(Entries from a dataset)

- - - -

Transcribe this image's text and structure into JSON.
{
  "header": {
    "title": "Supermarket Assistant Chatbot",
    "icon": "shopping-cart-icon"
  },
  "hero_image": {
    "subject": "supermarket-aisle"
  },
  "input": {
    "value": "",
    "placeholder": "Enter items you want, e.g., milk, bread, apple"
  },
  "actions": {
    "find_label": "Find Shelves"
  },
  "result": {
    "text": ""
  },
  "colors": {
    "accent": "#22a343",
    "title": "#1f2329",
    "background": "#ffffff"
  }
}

- - - -

What the exercise asks:
Look through the material and say how many lines hold "text". Give the number only.

Exercise output:
2